REQUIREMENTS:
Write out the material below again, unchanged.

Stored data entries

'''

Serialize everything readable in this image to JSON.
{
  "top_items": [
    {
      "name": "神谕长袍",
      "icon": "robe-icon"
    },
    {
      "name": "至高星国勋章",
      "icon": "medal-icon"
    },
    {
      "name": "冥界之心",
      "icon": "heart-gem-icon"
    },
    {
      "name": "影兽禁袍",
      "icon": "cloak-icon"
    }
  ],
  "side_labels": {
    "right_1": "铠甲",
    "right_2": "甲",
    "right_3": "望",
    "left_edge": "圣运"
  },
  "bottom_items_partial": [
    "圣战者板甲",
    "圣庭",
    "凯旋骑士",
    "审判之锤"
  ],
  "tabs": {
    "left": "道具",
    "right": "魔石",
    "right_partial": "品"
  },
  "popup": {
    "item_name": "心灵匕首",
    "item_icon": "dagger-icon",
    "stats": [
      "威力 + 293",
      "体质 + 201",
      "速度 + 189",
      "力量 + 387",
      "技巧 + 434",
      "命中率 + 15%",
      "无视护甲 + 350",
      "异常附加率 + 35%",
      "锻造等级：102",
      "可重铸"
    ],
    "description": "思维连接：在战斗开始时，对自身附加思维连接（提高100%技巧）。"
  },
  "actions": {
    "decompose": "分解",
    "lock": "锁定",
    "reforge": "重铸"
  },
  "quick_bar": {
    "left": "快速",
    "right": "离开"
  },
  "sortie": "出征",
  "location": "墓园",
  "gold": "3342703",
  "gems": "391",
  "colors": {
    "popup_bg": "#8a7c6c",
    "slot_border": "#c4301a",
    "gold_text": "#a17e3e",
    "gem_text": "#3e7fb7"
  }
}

'''

WRITTEN SOLUTION:
Serialize everything readable in this image to JSON.
{
  "top_items": [
    {
      "name": "神谕长袍",
      "icon": "robe-icon"
    },
    {
      "name": "至高星国勋章",
      "icon": "medal-icon"
    },
    {
      "name": "冥界之心",
      "icon": "heart-gem-icon"
    },
    {
      "name": "影兽禁袍",
      "icon": "cloak-icon"
    }
  ],
  "side_labels": {
    "right_1": "铠甲",
    "right_2": "甲",
    "right_3": "望",
    "left_edge": "圣运"
  },
  "bottom_items_partial": [
    "圣战者板甲",
    "圣庭",
    "凯旋骑士",
    "审判之锤"
  ],
  "tabs": {
    "left": "道具",
    "right": "魔石",
    "right_partial": "品"
  },
  "popup": {
    "item_name": "心灵匕首",
    "item_icon": "dagger-icon",
    "stats": [
      "威力 + 293",
      "体质 + 201",
      "速度 + 189",
      "力量 + 387",
      "技巧 + 434",
      "命中率 + 15%",
      "无视护甲 + 350",
      "异常附加率 + 35%",
      "锻造等级：102",
      "可重铸"
    ],
    "description": "思维连接：在战斗开始时，对自身附加思维连接（提高100%技巧）。"
  },
  "actions": {
    "decompose": "分解",
    "lock": "锁定",
    "reforge": "重铸"
  },
  "quick_bar": {
    "left": "快速",
    "right": "离开"
  },
  "sortie": "出征",
  "location": "墓园",
  "gold": "3342703",
  "gems": "391",
  "colors": {
    "popup_bg": "#8a7c6c",
    "slot_border": "#c4301a",
    "gold_text": "#a17e3e",
    "gem_text": "#3e7fb7"
  }
}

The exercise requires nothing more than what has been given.